══ Provided data ══

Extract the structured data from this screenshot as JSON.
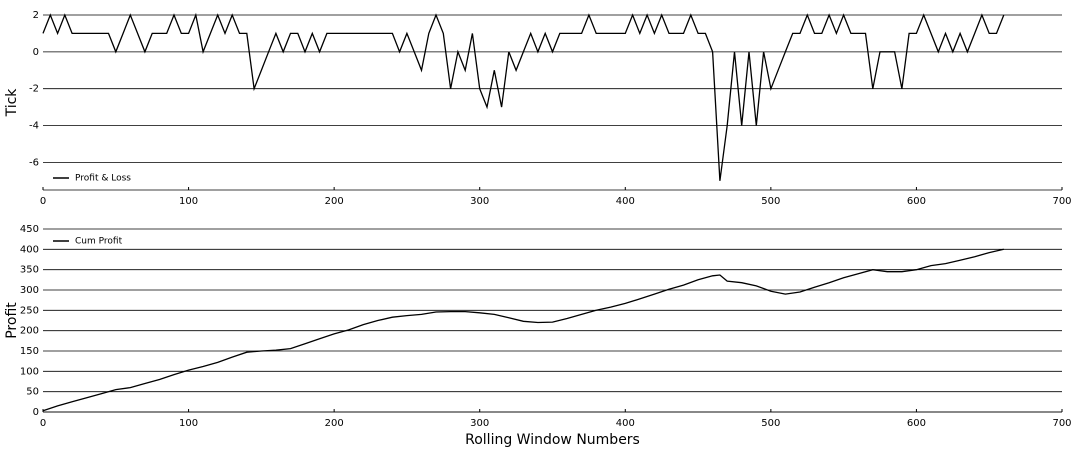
{
  "chart_data": [
    {
      "type": "line",
      "ylabel": "Tick",
      "x": [
        0,
        5,
        10,
        15,
        20,
        25,
        30,
        35,
        40,
        45,
        50,
        55,
        60,
        65,
        70,
        75,
        80,
        85,
        90,
        95,
        100,
        105,
        110,
        115,
        120,
        125,
        130,
        135,
        140,
        145,
        150,
        155,
        160,
        165,
        170,
        175,
        180,
        185,
        190,
        195,
        200,
        205,
        210,
        215,
        220,
        225,
        230,
        235,
        240,
        245,
        250,
        255,
        260,
        265,
        270,
        275,
        280,
        285,
        290,
        295,
        300,
        305,
        310,
        315,
        320,
        325,
        330,
        335,
        340,
        345,
        350,
        355,
        360,
        365,
        370,
        375,
        380,
        385,
        390,
        395,
        400,
        405,
        410,
        415,
        420,
        425,
        430,
        435,
        440,
        445,
        450,
        455,
        460,
        465,
        470,
        475,
        480,
        485,
        490,
        495,
        500,
        505,
        510,
        515,
        520,
        525,
        530,
        535,
        540,
        545,
        550,
        555,
        560,
        565,
        570,
        575,
        580,
        585,
        590,
        595,
        600,
        605,
        610,
        615,
        620,
        625,
        630,
        635,
        640,
        645,
        650,
        655,
        660
      ],
      "series": [
        {
          "name": "Profit & Loss",
          "color": "#000000",
          "values": [
            1,
            2,
            1,
            2,
            1,
            1,
            1,
            1,
            1,
            1,
            0,
            1,
            2,
            1,
            0,
            1,
            1,
            1,
            2,
            1,
            1,
            2,
            0,
            1,
            2,
            1,
            2,
            1,
            1,
            -2,
            -1,
            0,
            1,
            0,
            1,
            1,
            0,
            1,
            0,
            1,
            1,
            1,
            1,
            1,
            1,
            1,
            1,
            1,
            1,
            0,
            1,
            0,
            -1,
            1,
            2,
            1,
            -2,
            0,
            -1,
            1,
            -2,
            -3,
            -1,
            -3,
            0,
            -1,
            0,
            1,
            0,
            1,
            0,
            1,
            1,
            1,
            1,
            2,
            1,
            1,
            1,
            1,
            1,
            2,
            1,
            2,
            1,
            2,
            1,
            1,
            1,
            2,
            1,
            1,
            0,
            -7,
            -4,
            0,
            -4,
            0,
            -4,
            0,
            -2,
            -1,
            0,
            1,
            1,
            2,
            1,
            1,
            2,
            1,
            2,
            1,
            1,
            1,
            -2,
            0,
            0,
            0,
            -2,
            1,
            1,
            2,
            1,
            0,
            1,
            0,
            1,
            0,
            1,
            2,
            1,
            1,
            2
          ]
        }
      ],
      "xlim": [
        0,
        700
      ],
      "xticks": [
        0,
        100,
        200,
        300,
        400,
        500,
        600,
        700
      ],
      "ylim": [
        -7.5,
        2
      ],
      "yticks": [
        -6,
        -4,
        -2,
        0,
        2
      ],
      "grid": true,
      "legend": "lower-left"
    },
    {
      "type": "line",
      "ylabel": "Profit",
      "xlabel": "Rolling Window Numbers",
      "x": [
        0,
        10,
        20,
        30,
        40,
        50,
        60,
        70,
        80,
        90,
        100,
        110,
        120,
        130,
        140,
        150,
        160,
        170,
        180,
        190,
        200,
        210,
        220,
        230,
        240,
        250,
        260,
        270,
        280,
        290,
        300,
        310,
        320,
        330,
        340,
        350,
        360,
        370,
        380,
        390,
        400,
        410,
        420,
        430,
        440,
        450,
        460,
        465,
        470,
        480,
        490,
        500,
        510,
        520,
        530,
        540,
        550,
        560,
        570,
        580,
        590,
        600,
        610,
        620,
        630,
        640,
        650,
        660
      ],
      "series": [
        {
          "name": "Cum Profit",
          "color": "#000000",
          "values": [
            3,
            15,
            25,
            35,
            45,
            55,
            60,
            70,
            80,
            92,
            103,
            112,
            122,
            135,
            147,
            150,
            152,
            156,
            168,
            180,
            192,
            202,
            215,
            225,
            233,
            237,
            240,
            246,
            247,
            247,
            244,
            240,
            232,
            223,
            220,
            221,
            230,
            240,
            250,
            258,
            267,
            278,
            290,
            302,
            312,
            325,
            335,
            337,
            322,
            318,
            310,
            297,
            290,
            295,
            307,
            318,
            330,
            340,
            350,
            345,
            345,
            350,
            360,
            365,
            373,
            382,
            392,
            400
          ]
        }
      ],
      "xlim": [
        0,
        700
      ],
      "xticks": [
        0,
        100,
        200,
        300,
        400,
        500,
        600,
        700
      ],
      "ylim": [
        0,
        450
      ],
      "yticks": [
        0,
        50,
        100,
        150,
        200,
        250,
        300,
        350,
        400,
        450
      ],
      "grid": true,
      "legend": "upper-left"
    }
  ]
}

═══

Your goal >>
Go through the material above and print all of it exactly, except the pictures.

Response >>
Extract the structured data from this screenshot as JSON.
{
  "chart_data": [
    {
      "type": "line",
      "ylabel": "Tick",
      "x": [
        0,
        5,
        10,
        15,
        20,
        25,
        30,
        35,
        40,
        45,
        50,
        55,
        60,
        65,
        70,
        75,
        80,
        85,
        90,
        95,
        100,
        105,
        110,
        115,
        120,
        125,
        130,
        135,
        140,
        145,
        150,
        155,
        160,
        165,
        170,
        175,
        180,
        185,
        190,
        195,
        200,
        205,
        210,
        215,
        220,
        225,
        230,
        235,
        240,
        245,
        250,
        255,
        260,
        265,
        270,
        275,
        280,
        285,
        290,
        295,
        300,
        305,
        310,
        315,
        320,
        325,
        330,
        335,
        340,
        345,
        350,
        355,
        360,
        365,
        370,
        375,
        380,
        385,
        390,
        395,
        400,
        405,
        410,
        415,
        420,
        425,
        430,
        435,
        440,
        445,
        450,
        455,
        460,
        465,
        470,
        475,
        480,
        485,
        490,
        495,
        500,
        505,
        510,
        515,
        520,
        525,
        530,
        535,
        540,
        545,
        550,
        555,
        560,
        565,
        570,
        575,
        580,
        585,
        590,
        595,
        600,
        605,
        610,
        615,
        620,
        625,
        630,
        635,
        640,
        645,
        650,
        655,
        660
      ],
      "series": [
        {
          "name": "Profit & Loss",
          "color": "#000000",
          "values": [
            1,
            2,
            1,
            2,
            1,
            1,
            1,
            1,
            1,
            1,
            0,
            1,
            2,
            1,
            0,
            1,
            1,
            1,
            2,
            1,
            1,
            2,
            0,
            1,
            2,
            1,
            2,
            1,
            1,
            -2,
            -1,
            0,
            1,
            0,
            1,
            1,
            0,
            1,
            0,
            1,
            1,
            1,
            1,
            1,
            1,
            1,
            1,
            1,
            1,
            0,
            1,
            0,
            -1,
            1,
            2,
            1,
            -2,
            0,
            -1,
            1,
            -2,
            -3,
            -1,
            -3,
            0,
            -1,
            0,
            1,
            0,
            1,
            0,
            1,
            1,
            1,
            1,
            2,
            1,
            1,
            1,
            1,
            1,
            2,
            1,
            2,
            1,
            2,
            1,
            1,
            1,
            2,
            1,
            1,
            0,
            -7,
            -4,
            0,
            -4,
            0,
            -4,
            0,
            -2,
            -1,
            0,
            1,
            1,
            2,
            1,
            1,
            2,
            1,
            2,
            1,
            1,
            1,
            -2,
            0,
            0,
            0,
            -2,
            1,
            1,
            2,
            1,
            0,
            1,
            0,
            1,
            0,
            1,
            2,
            1,
            1,
            2
          ]
        }
      ],
      "xlim": [
        0,
        700
      ],
      "xticks": [
        0,
        100,
        200,
        300,
        400,
        500,
        600,
        700
      ],
      "ylim": [
        -7.5,
        2
      ],
      "yticks": [
        -6,
        -4,
        -2,
        0,
        2
      ],
      "grid": true,
      "legend": "lower-left"
    },
    {
      "type": "line",
      "ylabel": "Profit",
      "xlabel": "Rolling Window Numbers",
      "x": [
        0,
        10,
        20,
        30,
        40,
        50,
        60,
        70,
        80,
        90,
        100,
        110,
        120,
        130,
        140,
        150,
        160,
        170,
        180,
        190,
        200,
        210,
        220,
        230,
        240,
        250,
        260,
        270,
        280,
        290,
        300,
        310,
        320,
        330,
        340,
        350,
        360,
        370,
        380,
        390,
        400,
        410,
        420,
        430,
        440,
        450,
        460,
        465,
        470,
        480,
        490,
        500,
        510,
        520,
        530,
        540,
        550,
        560,
        570,
        580,
        590,
        600,
        610,
        620,
        630,
        640,
        650,
        660
      ],
      "series": [
        {
          "name": "Cum Profit",
          "color": "#000000",
          "values": [
            3,
            15,
            25,
            35,
            45,
            55,
            60,
            70,
            80,
            92,
            103,
            112,
            122,
            135,
            147,
            150,
            152,
            156,
            168,
            180,
            192,
            202,
            215,
            225,
            233,
            237,
            240,
            246,
            247,
            247,
            244,
            240,
            232,
            223,
            220,
            221,
            230,
            240,
            250,
            258,
            267,
            278,
            290,
            302,
            312,
            325,
            335,
            337,
            322,
            318,
            310,
            297,
            290,
            295,
            307,
            318,
            330,
            340,
            350,
            345,
            345,
            350,
            360,
            365,
            373,
            382,
            392,
            400
          ]
        }
      ],
      "xlim": [
        0,
        700
      ],
      "xticks": [
        0,
        100,
        200,
        300,
        400,
        500,
        600,
        700
      ],
      "ylim": [
        0,
        450
      ],
      "yticks": [
        0,
        50,
        100,
        150,
        200,
        250,
        300,
        350,
        400,
        450
      ],
      "grid": true,
      "legend": "upper-left"
    }
  ]
}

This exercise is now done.